*Dataset entries on figures:*
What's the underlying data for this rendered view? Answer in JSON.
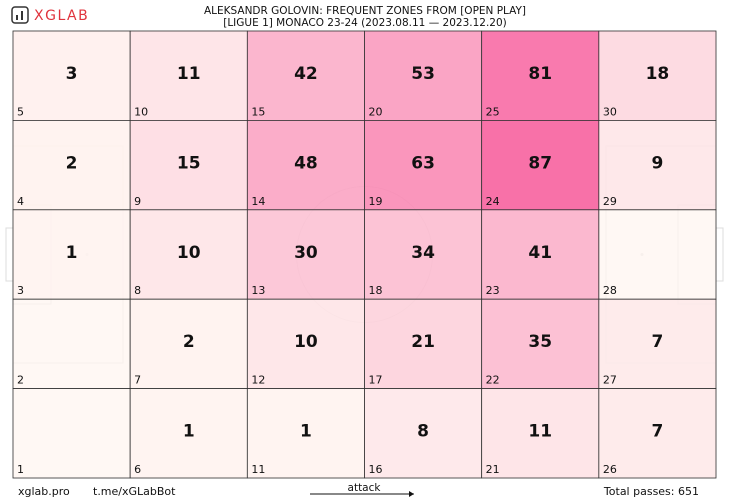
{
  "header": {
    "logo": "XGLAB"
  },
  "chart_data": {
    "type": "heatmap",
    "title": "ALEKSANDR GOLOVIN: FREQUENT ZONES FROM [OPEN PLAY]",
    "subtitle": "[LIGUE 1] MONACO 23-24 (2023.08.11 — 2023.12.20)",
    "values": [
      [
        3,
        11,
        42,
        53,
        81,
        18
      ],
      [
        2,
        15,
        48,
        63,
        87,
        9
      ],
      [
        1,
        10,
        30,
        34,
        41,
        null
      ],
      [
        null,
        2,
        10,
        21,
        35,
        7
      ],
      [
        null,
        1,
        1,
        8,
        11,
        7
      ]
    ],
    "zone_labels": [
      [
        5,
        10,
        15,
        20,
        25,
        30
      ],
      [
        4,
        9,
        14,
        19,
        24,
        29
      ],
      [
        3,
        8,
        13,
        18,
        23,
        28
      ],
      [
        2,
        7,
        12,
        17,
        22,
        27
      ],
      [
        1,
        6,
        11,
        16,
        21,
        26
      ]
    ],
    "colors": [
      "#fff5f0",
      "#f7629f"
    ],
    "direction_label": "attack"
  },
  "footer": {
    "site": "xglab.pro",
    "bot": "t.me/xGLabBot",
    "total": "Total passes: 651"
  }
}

*Set exercise:*
Write out every line above exactly as it is, leaving out the pictures.

*Right answer:*
What's the underlying data for this rendered view? Answer in JSON.
{
  "header": {
    "logo": "XGLAB"
  },
  "chart_data": {
    "type": "heatmap",
    "title": "ALEKSANDR GOLOVIN: FREQUENT ZONES FROM [OPEN PLAY]",
    "subtitle": "[LIGUE 1] MONACO 23-24 (2023.08.11 — 2023.12.20)",
    "values": [
      [
        3,
        11,
        42,
        53,
        81,
        18
      ],
      [
        2,
        15,
        48,
        63,
        87,
        9
      ],
      [
        1,
        10,
        30,
        34,
        41,
        null
      ],
      [
        null,
        2,
        10,
        21,
        35,
        7
      ],
      [
        null,
        1,
        1,
        8,
        11,
        7
      ]
    ],
    "zone_labels": [
      [
        5,
        10,
        15,
        20,
        25,
        30
      ],
      [
        4,
        9,
        14,
        19,
        24,
        29
      ],
      [
        3,
        8,
        13,
        18,
        23,
        28
      ],
      [
        2,
        7,
        12,
        17,
        22,
        27
      ],
      [
        1,
        6,
        11,
        16,
        21,
        26
      ]
    ],
    "colors": [
      "#fff5f0",
      "#f7629f"
    ],
    "direction_label": "attack"
  },
  "footer": {
    "site": "xglab.pro",
    "bot": "t.me/xGLabBot",
    "total": "Total passes: 651"
  }
}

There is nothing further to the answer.